Find the string "kind" in the listing and report every line that has it.

┌──

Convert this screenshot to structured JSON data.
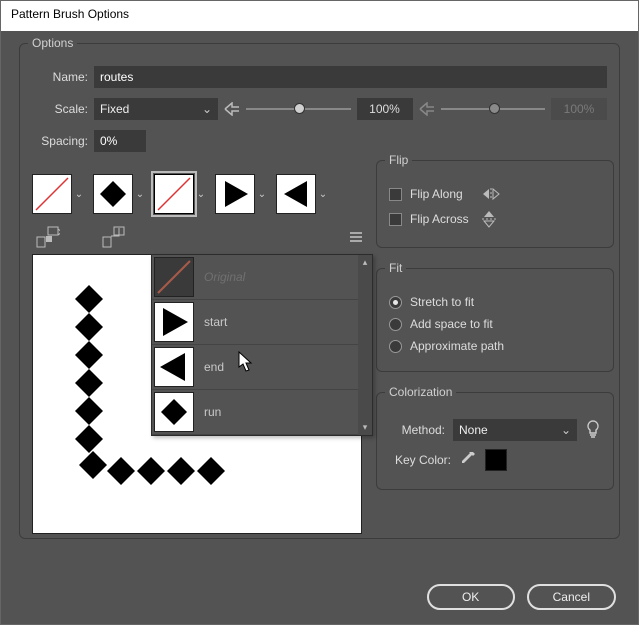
{
  "title": "Pattern Brush Options",
  "options": {
    "group_label": "Options",
    "name_label": "Name:",
    "name_value": "routes",
    "scale_label": "Scale:",
    "scale_mode": "Fixed",
    "scale_value": "100%",
    "scale_value2": "100%",
    "spacing_label": "Spacing:",
    "spacing_value": "0%"
  },
  "dropdown": {
    "items": [
      {
        "label": "Original",
        "kind": "original"
      },
      {
        "label": "start",
        "kind": "start"
      },
      {
        "label": "end",
        "kind": "end"
      },
      {
        "label": "run",
        "kind": "run"
      }
    ]
  },
  "flip": {
    "group_label": "Flip",
    "along_label": "Flip Along",
    "across_label": "Flip Across"
  },
  "fit": {
    "group_label": "Fit",
    "stretch_label": "Stretch to fit",
    "add_space_label": "Add space to fit",
    "approx_label": "Approximate path"
  },
  "colorization": {
    "group_label": "Colorization",
    "method_label": "Method:",
    "method_value": "None",
    "key_color_label": "Key Color:",
    "key_color": "#000000"
  },
  "buttons": {
    "ok": "OK",
    "cancel": "Cancel"
  }
}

└──

**Full response:**
        "kind": "original"
        "kind": "start"
        "kind": "end"
        "kind": "run"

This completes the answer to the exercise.